*STATED TASK*
Go through the records and copy each line where the word "MESELE" occurs.

*INFORMATION SUPPLIED*
>>>>>

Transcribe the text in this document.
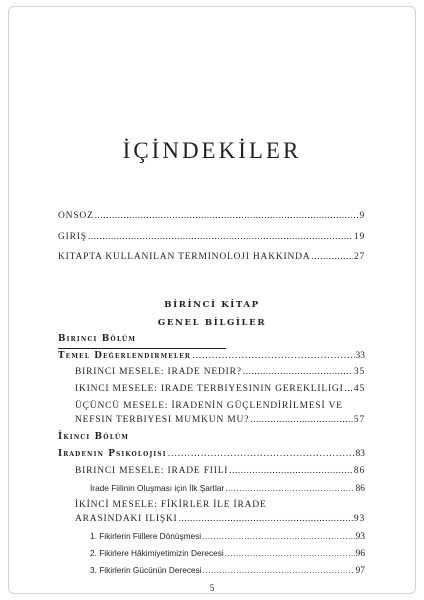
İÇİNDEKİLER
ÖNSÖZ .....	9
GİRİŞ .....	19
KİTAPTA KULLANILAN TERMİNOLOJİ HAKKINDA .....	27
BİRİNCİ KİTAP
GENEL BİLGİLER
Birinci Bölüm
Temel Değerlendirmeler .....	33
BİRİNCİ MESELE: İRADE NEDİR? .....	35
İKİNCİ MESELE: İRADE TERBİYESİNİN GEREKLİLİĞİ ..... 45
ÜÇÜNCÜ MESELE: İRADENİN GÜÇLENDİRİLMESİ VE
NEFSİN TERBİYESİ MÜMKÜN MÜ? .....	57
İkinci Bölüm
İradenin Psikolojisi .....	83
BİRİNCİ MESELE: İRADE FİİLİ .....	86
İrade Fiilinin Oluşması için İlk Şartlar .....	86
İKİNCİ MESELE: FİKİRLER İLE İRADE
ARASINDAKİ İLİŞKİ .....	93
1. Fikirlerin Fiillere Dönüşmesi .....	93
2. Fikirlere Hâkimiyetimizin Derecesi .....	96
3. Fikirlerin Gücünün Derecesi .....	97
5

<<<<<

*SOLUTION TO THE PROBLEM*
BİRİNCİ MESELE: İRADE NEDİR? .....	35
İKİNCİ MESELE: İRADE TERBİYESİNİN GEREKLİLİĞİ ..... 45
ÜÇÜNCÜ MESELE: İRADENİN GÜÇLENDİRİLMESİ VE
BİRİNCİ MESELE: İRADE FİİLİ .....	86
İKİNCİ MESELE: FİKİRLER İLE İRADE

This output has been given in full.